**WORK TO DO:**
Display every line in the items below that contains the word "midgut".

# START OF DATA EXCERPTS

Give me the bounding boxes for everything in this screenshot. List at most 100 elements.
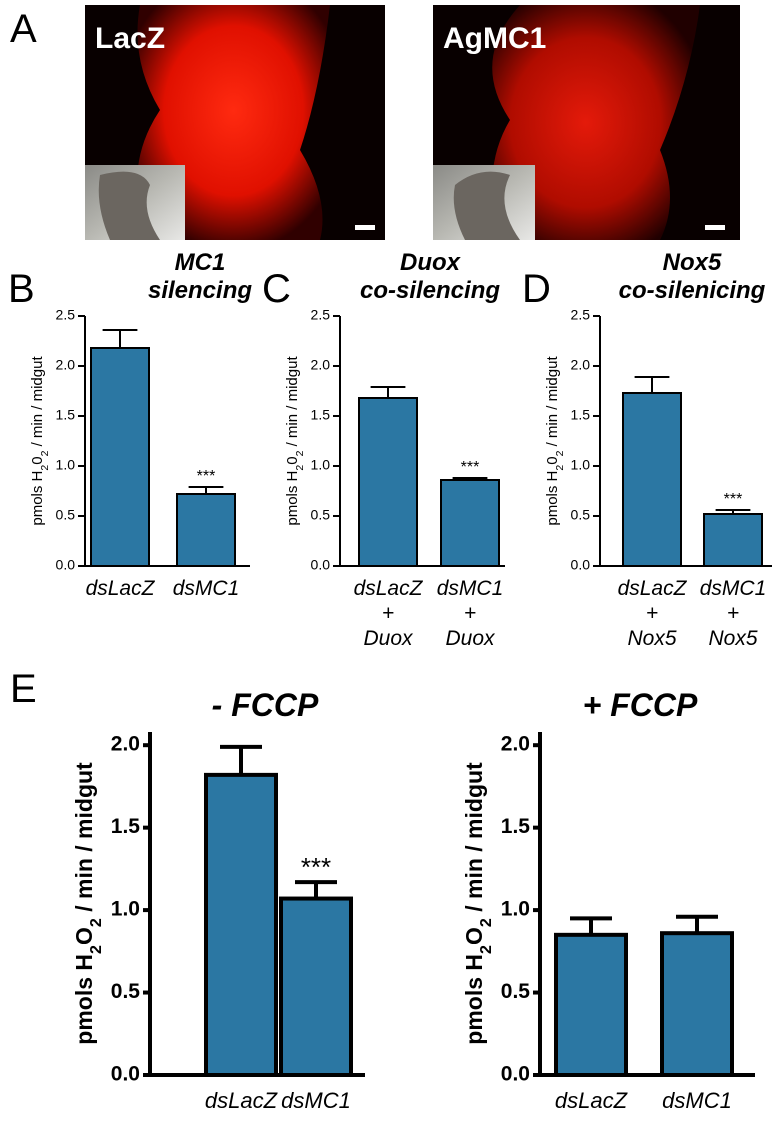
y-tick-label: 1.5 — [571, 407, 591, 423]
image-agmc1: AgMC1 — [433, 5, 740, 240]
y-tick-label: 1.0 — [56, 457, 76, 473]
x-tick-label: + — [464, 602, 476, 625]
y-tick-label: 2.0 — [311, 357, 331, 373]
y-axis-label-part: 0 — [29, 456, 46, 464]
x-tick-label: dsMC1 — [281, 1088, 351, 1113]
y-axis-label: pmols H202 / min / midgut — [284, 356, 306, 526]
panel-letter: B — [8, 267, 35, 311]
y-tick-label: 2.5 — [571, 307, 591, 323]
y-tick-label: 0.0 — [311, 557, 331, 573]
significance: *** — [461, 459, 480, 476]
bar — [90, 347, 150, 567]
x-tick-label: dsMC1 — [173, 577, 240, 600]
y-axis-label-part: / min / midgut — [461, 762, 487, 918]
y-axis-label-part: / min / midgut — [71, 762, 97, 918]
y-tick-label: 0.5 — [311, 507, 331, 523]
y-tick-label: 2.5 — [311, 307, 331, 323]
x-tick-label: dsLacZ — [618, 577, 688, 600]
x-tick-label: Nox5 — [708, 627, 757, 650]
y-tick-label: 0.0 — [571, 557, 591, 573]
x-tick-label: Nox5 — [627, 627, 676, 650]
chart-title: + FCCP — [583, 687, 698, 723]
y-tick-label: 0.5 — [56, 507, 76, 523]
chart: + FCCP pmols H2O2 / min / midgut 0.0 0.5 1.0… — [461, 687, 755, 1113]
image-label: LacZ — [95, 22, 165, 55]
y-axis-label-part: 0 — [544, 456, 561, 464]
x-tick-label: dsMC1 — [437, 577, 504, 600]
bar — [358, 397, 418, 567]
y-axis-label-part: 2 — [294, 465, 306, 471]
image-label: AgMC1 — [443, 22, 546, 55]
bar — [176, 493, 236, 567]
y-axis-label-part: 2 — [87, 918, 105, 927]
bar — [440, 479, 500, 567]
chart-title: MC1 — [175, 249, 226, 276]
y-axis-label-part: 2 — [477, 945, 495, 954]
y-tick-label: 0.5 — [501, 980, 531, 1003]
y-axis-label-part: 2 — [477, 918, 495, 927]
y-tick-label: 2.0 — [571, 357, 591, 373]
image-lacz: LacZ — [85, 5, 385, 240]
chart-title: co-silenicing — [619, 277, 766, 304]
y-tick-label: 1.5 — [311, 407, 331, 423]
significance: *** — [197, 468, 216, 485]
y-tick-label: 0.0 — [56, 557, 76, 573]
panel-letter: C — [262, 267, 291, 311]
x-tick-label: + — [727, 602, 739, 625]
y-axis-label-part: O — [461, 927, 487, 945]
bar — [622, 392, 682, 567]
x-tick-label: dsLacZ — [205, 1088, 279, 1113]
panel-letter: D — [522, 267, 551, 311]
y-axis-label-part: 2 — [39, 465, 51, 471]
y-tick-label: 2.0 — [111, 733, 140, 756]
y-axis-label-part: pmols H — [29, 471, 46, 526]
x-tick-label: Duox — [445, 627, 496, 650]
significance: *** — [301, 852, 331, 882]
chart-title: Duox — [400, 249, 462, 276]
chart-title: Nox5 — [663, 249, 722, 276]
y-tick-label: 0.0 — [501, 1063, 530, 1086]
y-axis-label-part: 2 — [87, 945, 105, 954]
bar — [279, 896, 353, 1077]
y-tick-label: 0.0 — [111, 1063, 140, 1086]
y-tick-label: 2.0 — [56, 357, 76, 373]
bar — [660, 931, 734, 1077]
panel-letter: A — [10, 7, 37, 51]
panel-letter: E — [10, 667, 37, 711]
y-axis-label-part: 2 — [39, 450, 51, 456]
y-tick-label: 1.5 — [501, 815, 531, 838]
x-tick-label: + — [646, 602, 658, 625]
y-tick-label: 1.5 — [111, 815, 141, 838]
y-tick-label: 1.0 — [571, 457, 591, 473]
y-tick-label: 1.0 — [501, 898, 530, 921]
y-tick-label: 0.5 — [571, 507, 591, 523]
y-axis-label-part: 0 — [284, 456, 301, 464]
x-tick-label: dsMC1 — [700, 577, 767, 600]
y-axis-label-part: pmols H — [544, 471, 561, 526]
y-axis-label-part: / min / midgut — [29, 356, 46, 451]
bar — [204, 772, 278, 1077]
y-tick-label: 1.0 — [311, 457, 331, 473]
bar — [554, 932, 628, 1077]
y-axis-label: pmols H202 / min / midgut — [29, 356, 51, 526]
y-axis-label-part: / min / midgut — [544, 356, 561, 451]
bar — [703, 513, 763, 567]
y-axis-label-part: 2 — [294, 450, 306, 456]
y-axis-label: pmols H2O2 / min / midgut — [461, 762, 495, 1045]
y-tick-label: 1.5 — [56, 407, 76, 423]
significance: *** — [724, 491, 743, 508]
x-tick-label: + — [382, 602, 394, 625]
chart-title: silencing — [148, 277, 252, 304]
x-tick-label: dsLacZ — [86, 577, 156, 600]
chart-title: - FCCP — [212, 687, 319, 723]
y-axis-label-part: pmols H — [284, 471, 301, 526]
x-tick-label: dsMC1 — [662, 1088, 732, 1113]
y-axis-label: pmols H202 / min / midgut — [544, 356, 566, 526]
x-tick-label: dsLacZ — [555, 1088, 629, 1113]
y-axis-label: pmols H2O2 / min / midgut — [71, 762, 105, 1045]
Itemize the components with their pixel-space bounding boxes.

# END OF DATA EXCERPTS

**TASK OUTPUT:**
y-axis-label: pmols H202 / min / midgut — [284, 356, 306, 526]
y-axis-label-part: / min / midgut — [461, 762, 487, 918]
y-axis-label-part: / min / midgut — [71, 762, 97, 918]
chart: + FCCP pmols H2O2 / min / midgut 0.0 0.5 1.0… — [461, 687, 755, 1113]
y-axis-label-part: / min / midgut — [29, 356, 46, 451]
y-axis-label: pmols H202 / min / midgut — [29, 356, 51, 526]
y-axis-label-part: / min / midgut — [544, 356, 561, 451]
y-axis-label: pmols H2O2 / min / midgut — [461, 762, 495, 1045]
y-axis-label: pmols H202 / min / midgut — [544, 356, 566, 526]
y-axis-label: pmols H2O2 / min / midgut — [71, 762, 105, 1045]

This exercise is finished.